▸ YOUR GOAL
Could you extract every entry below and reproduce it exactly?

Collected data
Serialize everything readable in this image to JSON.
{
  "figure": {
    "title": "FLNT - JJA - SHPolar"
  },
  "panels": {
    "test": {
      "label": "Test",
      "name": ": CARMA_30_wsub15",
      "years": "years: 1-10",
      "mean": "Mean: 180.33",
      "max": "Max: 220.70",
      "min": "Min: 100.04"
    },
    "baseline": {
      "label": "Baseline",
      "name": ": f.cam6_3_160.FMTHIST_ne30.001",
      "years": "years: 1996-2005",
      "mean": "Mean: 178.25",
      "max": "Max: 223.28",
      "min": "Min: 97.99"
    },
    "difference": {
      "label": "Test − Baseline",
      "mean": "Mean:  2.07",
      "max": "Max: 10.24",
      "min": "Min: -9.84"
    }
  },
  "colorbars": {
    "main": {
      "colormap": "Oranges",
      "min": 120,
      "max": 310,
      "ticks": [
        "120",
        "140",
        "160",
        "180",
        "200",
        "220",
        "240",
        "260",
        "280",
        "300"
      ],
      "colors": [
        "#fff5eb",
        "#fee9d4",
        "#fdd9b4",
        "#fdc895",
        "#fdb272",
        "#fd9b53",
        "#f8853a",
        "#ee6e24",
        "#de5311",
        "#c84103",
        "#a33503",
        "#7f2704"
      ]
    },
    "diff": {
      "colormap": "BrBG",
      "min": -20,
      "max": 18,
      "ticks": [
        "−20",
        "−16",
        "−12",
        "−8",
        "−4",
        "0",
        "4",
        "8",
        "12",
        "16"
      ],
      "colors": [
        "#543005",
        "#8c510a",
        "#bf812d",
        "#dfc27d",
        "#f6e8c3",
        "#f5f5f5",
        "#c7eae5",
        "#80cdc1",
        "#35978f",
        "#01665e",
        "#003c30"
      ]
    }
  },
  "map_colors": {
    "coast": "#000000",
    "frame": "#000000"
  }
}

▸ WRITTEN ANSWER
Serialize everything readable in this image to JSON.
{
  "figure": {
    "title": "FLNT - JJA - SHPolar"
  },
  "panels": {
    "test": {
      "label": "Test",
      "name": ": CARMA_30_wsub15",
      "years": "years: 1-10",
      "mean": "Mean: 180.33",
      "max": "Max: 220.70",
      "min": "Min: 100.04"
    },
    "baseline": {
      "label": "Baseline",
      "name": ": f.cam6_3_160.FMTHIST_ne30.001",
      "years": "years: 1996-2005",
      "mean": "Mean: 178.25",
      "max": "Max: 223.28",
      "min": "Min: 97.99"
    },
    "difference": {
      "label": "Test − Baseline",
      "mean": "Mean:  2.07",
      "max": "Max: 10.24",
      "min": "Min: -9.84"
    }
  },
  "colorbars": {
    "main": {
      "colormap": "Oranges",
      "min": 120,
      "max": 310,
      "ticks": [
        "120",
        "140",
        "160",
        "180",
        "200",
        "220",
        "240",
        "260",
        "280",
        "300"
      ],
      "colors": [
        "#fff5eb",
        "#fee9d4",
        "#fdd9b4",
        "#fdc895",
        "#fdb272",
        "#fd9b53",
        "#f8853a",
        "#ee6e24",
        "#de5311",
        "#c84103",
        "#a33503",
        "#7f2704"
      ]
    },
    "diff": {
      "colormap": "BrBG",
      "min": -20,
      "max": 18,
      "ticks": [
        "−20",
        "−16",
        "−12",
        "−8",
        "−4",
        "0",
        "4",
        "8",
        "12",
        "16"
      ],
      "colors": [
        "#543005",
        "#8c510a",
        "#bf812d",
        "#dfc27d",
        "#f6e8c3",
        "#f5f5f5",
        "#c7eae5",
        "#80cdc1",
        "#35978f",
        "#01665e",
        "#003c30"
      ]
    }
  },
  "map_colors": {
    "coast": "#000000",
    "frame": "#000000"
  }
}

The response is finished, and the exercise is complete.